● **Task objective**:
Search the material for the word "működésével" and copy each line that holds it.

● **Records for this task**:

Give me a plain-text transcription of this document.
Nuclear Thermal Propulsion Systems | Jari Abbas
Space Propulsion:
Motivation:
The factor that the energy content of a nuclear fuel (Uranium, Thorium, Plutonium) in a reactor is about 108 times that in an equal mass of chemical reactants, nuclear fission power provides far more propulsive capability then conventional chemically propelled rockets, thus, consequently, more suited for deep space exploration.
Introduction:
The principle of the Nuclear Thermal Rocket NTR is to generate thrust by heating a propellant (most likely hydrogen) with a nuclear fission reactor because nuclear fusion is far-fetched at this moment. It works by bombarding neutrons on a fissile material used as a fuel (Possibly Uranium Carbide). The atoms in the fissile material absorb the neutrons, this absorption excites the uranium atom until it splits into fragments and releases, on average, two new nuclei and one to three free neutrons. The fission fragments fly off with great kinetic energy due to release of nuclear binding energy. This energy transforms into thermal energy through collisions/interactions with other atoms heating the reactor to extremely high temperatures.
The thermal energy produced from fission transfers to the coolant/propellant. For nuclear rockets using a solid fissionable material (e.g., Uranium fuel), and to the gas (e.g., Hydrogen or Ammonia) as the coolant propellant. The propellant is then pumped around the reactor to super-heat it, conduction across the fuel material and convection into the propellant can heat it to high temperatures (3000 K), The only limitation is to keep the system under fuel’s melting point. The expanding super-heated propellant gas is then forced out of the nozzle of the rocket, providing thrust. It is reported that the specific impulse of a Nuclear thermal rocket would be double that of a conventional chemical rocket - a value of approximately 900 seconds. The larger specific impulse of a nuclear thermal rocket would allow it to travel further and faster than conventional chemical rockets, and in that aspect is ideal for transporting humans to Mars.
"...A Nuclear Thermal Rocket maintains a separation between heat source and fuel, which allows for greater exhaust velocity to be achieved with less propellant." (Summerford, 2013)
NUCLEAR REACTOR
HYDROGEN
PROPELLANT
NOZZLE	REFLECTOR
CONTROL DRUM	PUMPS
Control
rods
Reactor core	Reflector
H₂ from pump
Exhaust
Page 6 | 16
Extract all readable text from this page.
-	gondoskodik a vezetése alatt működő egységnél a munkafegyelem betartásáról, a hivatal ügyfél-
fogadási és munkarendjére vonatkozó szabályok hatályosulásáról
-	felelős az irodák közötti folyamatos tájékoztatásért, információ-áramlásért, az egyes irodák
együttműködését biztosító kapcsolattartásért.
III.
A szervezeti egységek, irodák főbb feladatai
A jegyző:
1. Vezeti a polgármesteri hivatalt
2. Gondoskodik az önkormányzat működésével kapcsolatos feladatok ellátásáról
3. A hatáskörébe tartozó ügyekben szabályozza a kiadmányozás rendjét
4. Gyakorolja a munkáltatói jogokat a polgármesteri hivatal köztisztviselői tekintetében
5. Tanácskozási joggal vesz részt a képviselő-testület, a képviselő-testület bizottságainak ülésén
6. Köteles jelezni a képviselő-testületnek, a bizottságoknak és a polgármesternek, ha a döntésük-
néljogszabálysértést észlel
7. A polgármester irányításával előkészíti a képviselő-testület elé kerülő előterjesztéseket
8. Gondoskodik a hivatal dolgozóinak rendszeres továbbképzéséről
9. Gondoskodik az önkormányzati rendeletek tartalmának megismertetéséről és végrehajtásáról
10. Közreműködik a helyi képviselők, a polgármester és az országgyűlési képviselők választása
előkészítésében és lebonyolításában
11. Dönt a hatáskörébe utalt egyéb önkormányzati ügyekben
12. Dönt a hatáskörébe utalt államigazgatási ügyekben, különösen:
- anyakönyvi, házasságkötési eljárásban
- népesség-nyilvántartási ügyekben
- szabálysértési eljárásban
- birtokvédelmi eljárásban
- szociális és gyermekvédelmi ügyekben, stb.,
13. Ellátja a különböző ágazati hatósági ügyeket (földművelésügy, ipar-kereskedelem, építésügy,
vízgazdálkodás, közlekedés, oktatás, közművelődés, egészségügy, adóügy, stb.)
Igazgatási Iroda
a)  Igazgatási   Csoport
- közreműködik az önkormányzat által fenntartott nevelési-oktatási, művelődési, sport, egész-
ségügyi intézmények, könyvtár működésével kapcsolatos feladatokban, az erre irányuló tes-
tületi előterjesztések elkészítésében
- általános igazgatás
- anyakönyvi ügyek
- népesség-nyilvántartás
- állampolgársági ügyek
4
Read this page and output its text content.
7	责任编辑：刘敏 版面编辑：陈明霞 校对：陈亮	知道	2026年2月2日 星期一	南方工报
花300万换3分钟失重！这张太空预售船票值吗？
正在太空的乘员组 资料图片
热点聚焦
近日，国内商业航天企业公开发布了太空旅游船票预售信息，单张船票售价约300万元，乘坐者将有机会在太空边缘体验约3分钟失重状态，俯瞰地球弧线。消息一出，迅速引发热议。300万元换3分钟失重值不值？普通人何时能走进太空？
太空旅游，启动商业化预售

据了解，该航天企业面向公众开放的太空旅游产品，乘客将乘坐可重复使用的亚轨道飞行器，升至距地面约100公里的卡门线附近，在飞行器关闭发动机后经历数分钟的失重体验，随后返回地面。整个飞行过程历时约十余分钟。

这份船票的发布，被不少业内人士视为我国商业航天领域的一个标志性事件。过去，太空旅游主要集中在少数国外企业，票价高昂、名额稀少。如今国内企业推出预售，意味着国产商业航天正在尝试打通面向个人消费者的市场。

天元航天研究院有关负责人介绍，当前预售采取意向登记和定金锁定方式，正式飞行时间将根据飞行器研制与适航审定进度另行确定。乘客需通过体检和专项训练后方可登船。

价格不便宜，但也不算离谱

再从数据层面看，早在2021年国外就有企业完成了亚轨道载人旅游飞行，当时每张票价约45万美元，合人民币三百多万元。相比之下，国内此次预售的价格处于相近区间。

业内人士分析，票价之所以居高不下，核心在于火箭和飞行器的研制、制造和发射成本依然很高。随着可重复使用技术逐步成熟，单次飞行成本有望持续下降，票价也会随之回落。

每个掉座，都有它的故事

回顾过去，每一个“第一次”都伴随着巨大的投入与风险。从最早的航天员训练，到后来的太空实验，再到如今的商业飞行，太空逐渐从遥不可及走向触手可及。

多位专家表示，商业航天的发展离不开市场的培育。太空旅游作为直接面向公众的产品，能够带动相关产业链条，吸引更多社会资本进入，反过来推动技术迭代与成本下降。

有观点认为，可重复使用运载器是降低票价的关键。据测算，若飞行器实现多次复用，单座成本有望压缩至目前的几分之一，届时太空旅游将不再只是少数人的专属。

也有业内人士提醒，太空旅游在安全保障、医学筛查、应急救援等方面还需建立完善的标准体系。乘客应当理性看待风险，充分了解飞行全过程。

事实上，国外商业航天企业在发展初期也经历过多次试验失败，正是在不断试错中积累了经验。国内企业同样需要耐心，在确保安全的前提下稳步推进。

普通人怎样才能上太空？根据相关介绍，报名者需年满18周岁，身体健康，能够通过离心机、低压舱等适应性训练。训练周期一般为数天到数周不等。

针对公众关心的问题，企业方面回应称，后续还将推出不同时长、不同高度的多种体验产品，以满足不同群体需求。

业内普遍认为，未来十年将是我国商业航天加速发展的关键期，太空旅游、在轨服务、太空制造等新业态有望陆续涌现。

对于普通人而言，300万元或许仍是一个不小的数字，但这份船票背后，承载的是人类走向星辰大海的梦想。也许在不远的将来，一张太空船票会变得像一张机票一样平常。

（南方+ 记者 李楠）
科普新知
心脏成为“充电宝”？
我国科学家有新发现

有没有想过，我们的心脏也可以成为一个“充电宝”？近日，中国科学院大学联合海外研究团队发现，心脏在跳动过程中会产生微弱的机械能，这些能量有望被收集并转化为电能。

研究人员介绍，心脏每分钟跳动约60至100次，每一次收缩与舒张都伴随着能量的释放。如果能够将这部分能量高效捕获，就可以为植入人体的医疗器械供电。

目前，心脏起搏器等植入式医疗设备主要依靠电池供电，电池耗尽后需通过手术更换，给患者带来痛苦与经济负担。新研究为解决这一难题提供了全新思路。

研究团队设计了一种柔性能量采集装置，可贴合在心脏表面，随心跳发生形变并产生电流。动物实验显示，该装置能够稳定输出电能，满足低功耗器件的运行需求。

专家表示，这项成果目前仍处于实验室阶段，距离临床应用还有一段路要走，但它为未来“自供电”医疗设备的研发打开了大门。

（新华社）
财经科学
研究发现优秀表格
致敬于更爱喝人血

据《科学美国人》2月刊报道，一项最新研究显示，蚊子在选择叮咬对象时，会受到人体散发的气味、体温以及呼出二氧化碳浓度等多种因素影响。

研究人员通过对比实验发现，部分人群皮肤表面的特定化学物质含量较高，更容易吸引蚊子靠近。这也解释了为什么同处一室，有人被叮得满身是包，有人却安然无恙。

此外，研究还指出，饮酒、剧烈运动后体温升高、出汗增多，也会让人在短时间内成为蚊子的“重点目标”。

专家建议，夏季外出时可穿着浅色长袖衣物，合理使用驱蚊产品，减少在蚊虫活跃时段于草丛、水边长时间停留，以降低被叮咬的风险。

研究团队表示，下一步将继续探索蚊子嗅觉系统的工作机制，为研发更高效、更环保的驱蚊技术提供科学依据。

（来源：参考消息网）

● **Written response**:
2. Gondoskodik az önkormányzat működésével kapcsolatos feladatok ellátásáról
ségügyi intézmények, könyvtár működésével kapcsolatos feladatokban, az erre irányuló tes-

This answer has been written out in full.